WHAT TO DO:
Report the number of lines in the entries below that include the word "through", and nothing else.

(Records from a dataset)
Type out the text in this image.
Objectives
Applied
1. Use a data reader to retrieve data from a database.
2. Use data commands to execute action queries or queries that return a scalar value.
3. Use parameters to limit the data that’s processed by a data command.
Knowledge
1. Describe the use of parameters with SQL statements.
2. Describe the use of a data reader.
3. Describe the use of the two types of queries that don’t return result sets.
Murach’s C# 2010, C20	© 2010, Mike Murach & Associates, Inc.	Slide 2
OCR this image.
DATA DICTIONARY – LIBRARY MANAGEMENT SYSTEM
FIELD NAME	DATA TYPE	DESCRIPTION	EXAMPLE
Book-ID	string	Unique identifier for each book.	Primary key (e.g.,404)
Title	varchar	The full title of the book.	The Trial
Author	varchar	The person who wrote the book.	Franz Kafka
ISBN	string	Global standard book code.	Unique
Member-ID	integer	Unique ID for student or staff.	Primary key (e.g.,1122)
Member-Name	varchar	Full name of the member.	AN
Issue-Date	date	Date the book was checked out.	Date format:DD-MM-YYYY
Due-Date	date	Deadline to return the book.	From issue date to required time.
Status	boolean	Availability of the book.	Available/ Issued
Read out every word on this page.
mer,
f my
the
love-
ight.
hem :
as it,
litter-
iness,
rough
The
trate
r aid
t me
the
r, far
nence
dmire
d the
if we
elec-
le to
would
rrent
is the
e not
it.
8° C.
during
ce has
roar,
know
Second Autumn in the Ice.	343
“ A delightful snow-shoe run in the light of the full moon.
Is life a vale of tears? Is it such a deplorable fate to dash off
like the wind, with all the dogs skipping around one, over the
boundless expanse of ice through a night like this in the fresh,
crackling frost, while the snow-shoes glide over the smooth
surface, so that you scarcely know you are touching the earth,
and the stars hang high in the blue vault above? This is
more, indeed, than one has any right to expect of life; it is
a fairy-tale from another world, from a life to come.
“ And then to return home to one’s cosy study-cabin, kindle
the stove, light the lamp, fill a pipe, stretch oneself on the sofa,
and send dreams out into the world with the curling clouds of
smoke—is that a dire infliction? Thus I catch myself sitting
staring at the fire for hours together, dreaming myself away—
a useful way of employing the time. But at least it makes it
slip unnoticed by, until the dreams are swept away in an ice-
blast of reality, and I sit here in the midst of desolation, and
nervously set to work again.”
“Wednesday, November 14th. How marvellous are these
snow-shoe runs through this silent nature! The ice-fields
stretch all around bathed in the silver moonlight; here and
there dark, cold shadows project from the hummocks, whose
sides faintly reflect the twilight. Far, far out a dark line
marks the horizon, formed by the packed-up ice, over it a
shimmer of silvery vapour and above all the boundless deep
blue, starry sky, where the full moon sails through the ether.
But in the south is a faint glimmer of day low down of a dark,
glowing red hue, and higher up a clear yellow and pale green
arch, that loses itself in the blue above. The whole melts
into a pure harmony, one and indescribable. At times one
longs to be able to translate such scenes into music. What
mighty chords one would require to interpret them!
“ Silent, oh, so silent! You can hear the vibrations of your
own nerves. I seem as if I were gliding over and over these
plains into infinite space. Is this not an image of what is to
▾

PROBLEM SOLUTION:
3